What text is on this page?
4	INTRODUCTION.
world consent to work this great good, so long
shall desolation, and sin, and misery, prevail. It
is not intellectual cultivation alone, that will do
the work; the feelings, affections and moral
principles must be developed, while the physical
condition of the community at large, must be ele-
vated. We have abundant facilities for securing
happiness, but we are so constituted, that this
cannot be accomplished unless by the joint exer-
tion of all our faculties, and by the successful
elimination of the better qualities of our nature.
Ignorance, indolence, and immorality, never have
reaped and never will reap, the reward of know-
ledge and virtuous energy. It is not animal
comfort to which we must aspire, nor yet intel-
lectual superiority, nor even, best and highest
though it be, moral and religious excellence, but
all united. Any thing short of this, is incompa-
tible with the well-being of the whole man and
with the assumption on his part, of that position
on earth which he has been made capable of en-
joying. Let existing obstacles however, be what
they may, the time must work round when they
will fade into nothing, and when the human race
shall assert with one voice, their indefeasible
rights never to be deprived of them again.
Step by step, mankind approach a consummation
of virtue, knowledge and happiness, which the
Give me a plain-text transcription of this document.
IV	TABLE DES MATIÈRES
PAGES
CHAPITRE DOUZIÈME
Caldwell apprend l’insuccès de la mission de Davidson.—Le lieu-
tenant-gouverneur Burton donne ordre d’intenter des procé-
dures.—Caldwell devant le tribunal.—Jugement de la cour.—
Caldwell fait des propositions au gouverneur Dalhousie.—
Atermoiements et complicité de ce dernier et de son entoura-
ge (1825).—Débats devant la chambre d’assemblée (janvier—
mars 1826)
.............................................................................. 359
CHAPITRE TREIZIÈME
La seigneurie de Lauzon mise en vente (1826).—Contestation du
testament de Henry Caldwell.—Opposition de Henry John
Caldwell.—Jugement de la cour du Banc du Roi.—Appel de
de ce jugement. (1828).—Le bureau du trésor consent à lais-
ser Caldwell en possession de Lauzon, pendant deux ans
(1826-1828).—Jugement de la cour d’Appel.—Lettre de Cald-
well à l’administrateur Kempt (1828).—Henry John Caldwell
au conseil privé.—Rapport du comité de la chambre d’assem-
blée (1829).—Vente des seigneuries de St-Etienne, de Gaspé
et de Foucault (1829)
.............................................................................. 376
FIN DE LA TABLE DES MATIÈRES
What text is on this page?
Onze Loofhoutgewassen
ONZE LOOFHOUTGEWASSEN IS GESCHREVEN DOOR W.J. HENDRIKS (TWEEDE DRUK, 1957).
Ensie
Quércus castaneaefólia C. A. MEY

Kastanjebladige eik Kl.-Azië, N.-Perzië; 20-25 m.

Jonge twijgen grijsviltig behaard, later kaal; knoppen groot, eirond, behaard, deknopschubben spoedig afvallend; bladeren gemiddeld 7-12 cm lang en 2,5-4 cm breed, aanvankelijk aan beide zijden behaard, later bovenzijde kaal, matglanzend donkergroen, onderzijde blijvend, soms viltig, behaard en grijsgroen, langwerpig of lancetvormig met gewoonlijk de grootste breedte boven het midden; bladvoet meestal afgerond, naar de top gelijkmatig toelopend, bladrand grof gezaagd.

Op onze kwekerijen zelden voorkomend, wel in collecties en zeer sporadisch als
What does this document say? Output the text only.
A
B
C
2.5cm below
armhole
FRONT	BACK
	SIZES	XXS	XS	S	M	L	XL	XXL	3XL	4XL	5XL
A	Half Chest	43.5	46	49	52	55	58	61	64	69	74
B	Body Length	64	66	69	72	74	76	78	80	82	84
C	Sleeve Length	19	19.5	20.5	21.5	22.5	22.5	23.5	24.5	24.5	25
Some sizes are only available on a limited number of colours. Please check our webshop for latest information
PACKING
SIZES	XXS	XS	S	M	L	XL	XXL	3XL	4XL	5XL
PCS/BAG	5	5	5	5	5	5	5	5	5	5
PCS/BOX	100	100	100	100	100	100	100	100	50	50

::::::

## TASK DESCRIPTION
Output the listing above word for word.

## SOLUTION TO THE EXERCISE
What text is on this page?
4	INTRODUCTION.
world consent to work this great good, so long
shall desolation, and sin, and misery, prevail. It
is not intellectual cultivation alone, that will do
the work; the feelings, affections and moral
principles must be developed, while the physical
condition of the community at large, must be ele-
vated. We have abundant facilities for securing
happiness, but we are so constituted, that this
cannot be accomplished unless by the joint exer-
tion of all our faculties, and by the successful
elimination of the better qualities of our nature.
Ignorance, indolence, and immorality, never have
reaped and never will reap, the reward of know-
ledge and virtuous energy. It is not animal
comfort to which we must aspire, nor yet intel-
lectual superiority, nor even, best and highest
though it be, moral and religious excellence, but
all united. Any thing short of this, is incompa-
tible with the well-being of the whole man and
with the assumption on his part, of that position
on earth which he has been made capable of en-
joying. Let existing obstacles however, be what
they may, the time must work round when they
will fade into nothing, and when the human race
shall assert with one voice, their indefeasible
rights never to be deprived of them again.
Step by step, mankind approach a consummation
of virtue, knowledge and happiness, which the
Give me a plain-text transcription of this document.
IV	TABLE DES MATIÈRES
PAGES
CHAPITRE DOUZIÈME
Caldwell apprend l’insuccès de la mission de Davidson.—Le lieu-
tenant-gouverneur Burton donne ordre d’intenter des procé-
dures.—Caldwell devant le tribunal.—Jugement de la cour.—
Caldwell fait des propositions au gouverneur Dalhousie.—
Atermoiements et complicité de ce dernier et de son entoura-
ge (1825).—Débats devant la chambre d’assemblée (janvier—
mars 1826)
.............................................................................. 359
CHAPITRE TREIZIÈME
La seigneurie de Lauzon mise en vente (1826).—Contestation du
testament de Henry Caldwell.—Opposition de Henry John
Caldwell.—Jugement de la cour du Banc du Roi.—Appel de
de ce jugement. (1828).—Le bureau du trésor consent à lais-
ser Caldwell en possession de Lauzon, pendant deux ans
(1826-1828).—Jugement de la cour d’Appel.—Lettre de Cald-
well à l’administrateur Kempt (1828).—Henry John Caldwell
au conseil privé.—Rapport du comité de la chambre d’assem-
blée (1829).—Vente des seigneuries de St-Etienne, de Gaspé
et de Foucault (1829)
.............................................................................. 376
FIN DE LA TABLE DES MATIÈRES
What text is on this page?
Onze Loofhoutgewassen
ONZE LOOFHOUTGEWASSEN IS GESCHREVEN DOOR W.J. HENDRIKS (TWEEDE DRUK, 1957).
Ensie
Quércus castaneaefólia C. A. MEY

Kastanjebladige eik Kl.-Azië, N.-Perzië; 20-25 m.

Jonge twijgen grijsviltig behaard, later kaal; knoppen groot, eirond, behaard, deknopschubben spoedig afvallend; bladeren gemiddeld 7-12 cm lang en 2,5-4 cm breed, aanvankelijk aan beide zijden behaard, later bovenzijde kaal, matglanzend donkergroen, onderzijde blijvend, soms viltig, behaard en grijsgroen, langwerpig of lancetvormig met gewoonlijk de grootste breedte boven het midden; bladvoet meestal afgerond, naar de top gelijkmatig toelopend, bladrand grof gezaagd.

Op onze kwekerijen zelden voorkomend, wel in collecties en zeer sporadisch als
What does this document say? Output the text only.
A
B
C
2.5cm below
armhole
FRONT	BACK
	SIZES	XXS	XS	S	M	L	XL	XXL	3XL	4XL	5XL
A	Half Chest	43.5	46	49	52	55	58	61	64	69	74
B	Body Length	64	66	69	72	74	76	78	80	82	84
C	Sleeve Length	19	19.5	20.5	21.5	22.5	22.5	23.5	24.5	24.5	25
Some sizes are only available on a limited number of colours. Please check our webshop for latest information
PACKING
SIZES	XXS	XS	S	M	L	XL	XXL	3XL	4XL	5XL
PCS/BAG	5	5	5	5	5	5	5	5	5	5
PCS/BOX	100	100	100	100	100	100	100	100	50	50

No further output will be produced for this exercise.